>> START Data for processing
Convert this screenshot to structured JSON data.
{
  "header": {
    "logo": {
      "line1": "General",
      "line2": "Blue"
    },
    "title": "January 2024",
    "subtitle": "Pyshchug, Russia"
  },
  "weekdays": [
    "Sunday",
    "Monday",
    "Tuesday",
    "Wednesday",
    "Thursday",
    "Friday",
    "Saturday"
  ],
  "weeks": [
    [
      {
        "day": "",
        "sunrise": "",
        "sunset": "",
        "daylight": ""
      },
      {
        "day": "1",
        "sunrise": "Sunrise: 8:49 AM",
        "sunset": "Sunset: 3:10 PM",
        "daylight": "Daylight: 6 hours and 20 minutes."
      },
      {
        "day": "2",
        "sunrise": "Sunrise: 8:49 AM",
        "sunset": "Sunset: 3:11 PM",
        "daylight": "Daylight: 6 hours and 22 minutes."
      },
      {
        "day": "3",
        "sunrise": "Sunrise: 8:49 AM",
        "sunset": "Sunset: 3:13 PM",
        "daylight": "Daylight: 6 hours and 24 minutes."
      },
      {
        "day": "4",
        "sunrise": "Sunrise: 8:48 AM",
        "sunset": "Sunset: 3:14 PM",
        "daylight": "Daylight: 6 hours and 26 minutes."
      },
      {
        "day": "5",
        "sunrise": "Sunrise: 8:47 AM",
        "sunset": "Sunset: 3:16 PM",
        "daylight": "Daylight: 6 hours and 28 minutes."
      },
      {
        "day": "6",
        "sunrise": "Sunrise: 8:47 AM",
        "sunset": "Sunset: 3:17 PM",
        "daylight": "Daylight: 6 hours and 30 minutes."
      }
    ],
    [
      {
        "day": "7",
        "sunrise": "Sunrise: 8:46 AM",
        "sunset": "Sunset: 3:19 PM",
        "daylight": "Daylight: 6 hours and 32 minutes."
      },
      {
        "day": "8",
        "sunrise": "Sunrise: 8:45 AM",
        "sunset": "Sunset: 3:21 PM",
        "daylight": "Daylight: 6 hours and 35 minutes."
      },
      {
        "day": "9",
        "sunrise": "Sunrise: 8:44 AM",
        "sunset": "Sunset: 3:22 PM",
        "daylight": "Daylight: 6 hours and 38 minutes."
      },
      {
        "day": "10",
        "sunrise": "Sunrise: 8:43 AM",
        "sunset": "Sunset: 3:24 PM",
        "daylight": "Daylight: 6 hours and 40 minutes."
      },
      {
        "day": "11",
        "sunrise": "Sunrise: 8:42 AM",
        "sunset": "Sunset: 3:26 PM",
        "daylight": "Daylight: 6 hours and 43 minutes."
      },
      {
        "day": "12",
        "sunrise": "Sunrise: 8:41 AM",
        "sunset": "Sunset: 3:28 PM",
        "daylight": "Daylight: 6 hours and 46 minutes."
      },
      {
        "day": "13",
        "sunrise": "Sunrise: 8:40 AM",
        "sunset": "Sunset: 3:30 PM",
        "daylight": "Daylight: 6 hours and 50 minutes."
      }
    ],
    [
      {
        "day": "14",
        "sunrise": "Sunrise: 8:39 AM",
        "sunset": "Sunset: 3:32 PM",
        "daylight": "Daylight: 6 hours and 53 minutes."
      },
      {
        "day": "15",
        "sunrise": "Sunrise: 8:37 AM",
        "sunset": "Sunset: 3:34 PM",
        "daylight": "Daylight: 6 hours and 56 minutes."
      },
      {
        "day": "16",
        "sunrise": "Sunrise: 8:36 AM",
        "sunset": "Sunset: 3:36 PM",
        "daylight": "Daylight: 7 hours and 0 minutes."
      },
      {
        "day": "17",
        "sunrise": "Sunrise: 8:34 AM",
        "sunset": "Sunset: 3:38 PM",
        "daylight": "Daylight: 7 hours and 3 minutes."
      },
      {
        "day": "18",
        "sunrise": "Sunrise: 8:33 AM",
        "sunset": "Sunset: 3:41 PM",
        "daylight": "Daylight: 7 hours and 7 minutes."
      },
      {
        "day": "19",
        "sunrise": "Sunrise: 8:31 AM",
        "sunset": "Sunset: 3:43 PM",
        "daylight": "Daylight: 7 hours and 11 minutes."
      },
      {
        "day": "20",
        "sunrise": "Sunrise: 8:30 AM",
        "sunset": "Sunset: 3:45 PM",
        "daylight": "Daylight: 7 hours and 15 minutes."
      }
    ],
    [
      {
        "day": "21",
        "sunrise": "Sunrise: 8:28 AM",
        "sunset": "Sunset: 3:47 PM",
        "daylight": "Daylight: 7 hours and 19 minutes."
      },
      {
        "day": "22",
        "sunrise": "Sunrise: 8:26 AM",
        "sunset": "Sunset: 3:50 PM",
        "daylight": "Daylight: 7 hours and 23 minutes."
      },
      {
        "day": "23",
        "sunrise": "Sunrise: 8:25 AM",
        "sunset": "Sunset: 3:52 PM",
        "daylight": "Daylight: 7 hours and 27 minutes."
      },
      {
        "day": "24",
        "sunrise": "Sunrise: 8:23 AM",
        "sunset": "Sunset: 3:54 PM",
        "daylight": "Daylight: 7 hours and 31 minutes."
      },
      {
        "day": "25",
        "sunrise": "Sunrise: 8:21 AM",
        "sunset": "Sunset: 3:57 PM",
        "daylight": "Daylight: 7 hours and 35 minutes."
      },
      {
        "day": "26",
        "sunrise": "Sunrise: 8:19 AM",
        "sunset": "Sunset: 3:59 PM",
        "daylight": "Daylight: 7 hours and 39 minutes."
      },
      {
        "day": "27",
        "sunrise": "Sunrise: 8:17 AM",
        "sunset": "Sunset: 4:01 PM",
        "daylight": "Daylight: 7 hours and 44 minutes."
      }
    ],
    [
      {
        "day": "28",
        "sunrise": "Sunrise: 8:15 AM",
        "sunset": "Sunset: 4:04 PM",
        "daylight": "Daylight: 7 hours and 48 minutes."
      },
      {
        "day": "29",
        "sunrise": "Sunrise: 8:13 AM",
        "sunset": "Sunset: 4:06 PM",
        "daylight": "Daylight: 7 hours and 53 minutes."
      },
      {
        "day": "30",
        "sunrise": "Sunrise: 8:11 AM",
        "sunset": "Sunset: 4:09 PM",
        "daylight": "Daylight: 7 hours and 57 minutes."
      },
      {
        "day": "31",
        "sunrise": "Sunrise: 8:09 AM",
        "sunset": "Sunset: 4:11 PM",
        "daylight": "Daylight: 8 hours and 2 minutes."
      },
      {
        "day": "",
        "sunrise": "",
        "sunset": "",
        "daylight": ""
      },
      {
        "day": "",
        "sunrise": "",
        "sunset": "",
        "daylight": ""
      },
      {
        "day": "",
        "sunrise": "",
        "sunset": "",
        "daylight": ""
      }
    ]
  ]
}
>> END Data for processing
Output all records verbatim.

Convert this screenshot to structured JSON data.
{
  "header": {
    "logo": {
      "line1": "General",
      "line2": "Blue"
    },
    "title": "January 2024",
    "subtitle": "Pyshchug, Russia"
  },
  "weekdays": [
    "Sunday",
    "Monday",
    "Tuesday",
    "Wednesday",
    "Thursday",
    "Friday",
    "Saturday"
  ],
  "weeks": [
    [
      {
        "day": "",
        "sunrise": "",
        "sunset": "",
        "daylight": ""
      },
      {
        "day": "1",
        "sunrise": "Sunrise: 8:49 AM",
        "sunset": "Sunset: 3:10 PM",
        "daylight": "Daylight: 6 hours and 20 minutes."
      },
      {
        "day": "2",
        "sunrise": "Sunrise: 8:49 AM",
        "sunset": "Sunset: 3:11 PM",
        "daylight": "Daylight: 6 hours and 22 minutes."
      },
      {
        "day": "3",
        "sunrise": "Sunrise: 8:49 AM",
        "sunset": "Sunset: 3:13 PM",
        "daylight": "Daylight: 6 hours and 24 minutes."
      },
      {
        "day": "4",
        "sunrise": "Sunrise: 8:48 AM",
        "sunset": "Sunset: 3:14 PM",
        "daylight": "Daylight: 6 hours and 26 minutes."
      },
      {
        "day": "5",
        "sunrise": "Sunrise: 8:47 AM",
        "sunset": "Sunset: 3:16 PM",
        "daylight": "Daylight: 6 hours and 28 minutes."
      },
      {
        "day": "6",
        "sunrise": "Sunrise: 8:47 AM",
        "sunset": "Sunset: 3:17 PM",
        "daylight": "Daylight: 6 hours and 30 minutes."
      }
    ],
    [
      {
        "day": "7",
        "sunrise": "Sunrise: 8:46 AM",
        "sunset": "Sunset: 3:19 PM",
        "daylight": "Daylight: 6 hours and 32 minutes."
      },
      {
        "day": "8",
        "sunrise": "Sunrise: 8:45 AM",
        "sunset": "Sunset: 3:21 PM",
        "daylight": "Daylight: 6 hours and 35 minutes."
      },
      {
        "day": "9",
        "sunrise": "Sunrise: 8:44 AM",
        "sunset": "Sunset: 3:22 PM",
        "daylight": "Daylight: 6 hours and 38 minutes."
      },
      {
        "day": "10",
        "sunrise": "Sunrise: 8:43 AM",
        "sunset": "Sunset: 3:24 PM",
        "daylight": "Daylight: 6 hours and 40 minutes."
      },
      {
        "day": "11",
        "sunrise": "Sunrise: 8:42 AM",
        "sunset": "Sunset: 3:26 PM",
        "daylight": "Daylight: 6 hours and 43 minutes."
      },
      {
        "day": "12",
        "sunrise": "Sunrise: 8:41 AM",
        "sunset": "Sunset: 3:28 PM",
        "daylight": "Daylight: 6 hours and 46 minutes."
      },
      {
        "day": "13",
        "sunrise": "Sunrise: 8:40 AM",
        "sunset": "Sunset: 3:30 PM",
        "daylight": "Daylight: 6 hours and 50 minutes."
      }
    ],
    [
      {
        "day": "14",
        "sunrise": "Sunrise: 8:39 AM",
        "sunset": "Sunset: 3:32 PM",
        "daylight": "Daylight: 6 hours and 53 minutes."
      },
      {
        "day": "15",
        "sunrise": "Sunrise: 8:37 AM",
        "sunset": "Sunset: 3:34 PM",
        "daylight": "Daylight: 6 hours and 56 minutes."
      },
      {
        "day": "16",
        "sunrise": "Sunrise: 8:36 AM",
        "sunset": "Sunset: 3:36 PM",
        "daylight": "Daylight: 7 hours and 0 minutes."
      },
      {
        "day": "17",
        "sunrise": "Sunrise: 8:34 AM",
        "sunset": "Sunset: 3:38 PM",
        "daylight": "Daylight: 7 hours and 3 minutes."
      },
      {
        "day": "18",
        "sunrise": "Sunrise: 8:33 AM",
        "sunset": "Sunset: 3:41 PM",
        "daylight": "Daylight: 7 hours and 7 minutes."
      },
      {
        "day": "19",
        "sunrise": "Sunrise: 8:31 AM",
        "sunset": "Sunset: 3:43 PM",
        "daylight": "Daylight: 7 hours and 11 minutes."
      },
      {
        "day": "20",
        "sunrise": "Sunrise: 8:30 AM",
        "sunset": "Sunset: 3:45 PM",
        "daylight": "Daylight: 7 hours and 15 minutes."
      }
    ],
    [
      {
        "day": "21",
        "sunrise": "Sunrise: 8:28 AM",
        "sunset": "Sunset: 3:47 PM",
        "daylight": "Daylight: 7 hours and 19 minutes."
      },
      {
        "day": "22",
        "sunrise": "Sunrise: 8:26 AM",
        "sunset": "Sunset: 3:50 PM",
        "daylight": "Daylight: 7 hours and 23 minutes."
      },
      {
        "day": "23",
        "sunrise": "Sunrise: 8:25 AM",
        "sunset": "Sunset: 3:52 PM",
        "daylight": "Daylight: 7 hours and 27 minutes."
      },
      {
        "day": "24",
        "sunrise": "Sunrise: 8:23 AM",
        "sunset": "Sunset: 3:54 PM",
        "daylight": "Daylight: 7 hours and 31 minutes."
      },
      {
        "day": "25",
        "sunrise": "Sunrise: 8:21 AM",
        "sunset": "Sunset: 3:57 PM",
        "daylight": "Daylight: 7 hours and 35 minutes."
      },
      {
        "day": "26",
        "sunrise": "Sunrise: 8:19 AM",
        "sunset": "Sunset: 3:59 PM",
        "daylight": "Daylight: 7 hours and 39 minutes."
      },
      {
        "day": "27",
        "sunrise": "Sunrise: 8:17 AM",
        "sunset": "Sunset: 4:01 PM",
        "daylight": "Daylight: 7 hours and 44 minutes."
      }
    ],
    [
      {
        "day": "28",
        "sunrise": "Sunrise: 8:15 AM",
        "sunset": "Sunset: 4:04 PM",
        "daylight": "Daylight: 7 hours and 48 minutes."
      },
      {
        "day": "29",
        "sunrise": "Sunrise: 8:13 AM",
        "sunset": "Sunset: 4:06 PM",
        "daylight": "Daylight: 7 hours and 53 minutes."
      },
      {
        "day": "30",
        "sunrise": "Sunrise: 8:11 AM",
        "sunset": "Sunset: 4:09 PM",
        "daylight": "Daylight: 7 hours and 57 minutes."
      },
      {
        "day": "31",
        "sunrise": "Sunrise: 8:09 AM",
        "sunset": "Sunset: 4:11 PM",
        "daylight": "Daylight: 8 hours and 2 minutes."
      },
      {
        "day": "",
        "sunrise": "",
        "sunset": "",
        "daylight": ""
      },
      {
        "day": "",
        "sunrise": "",
        "sunset": "",
        "daylight": ""
      },
      {
        "day": "",
        "sunrise": "",
        "sunset": "",
        "daylight": ""
      }
    ]
  ]
}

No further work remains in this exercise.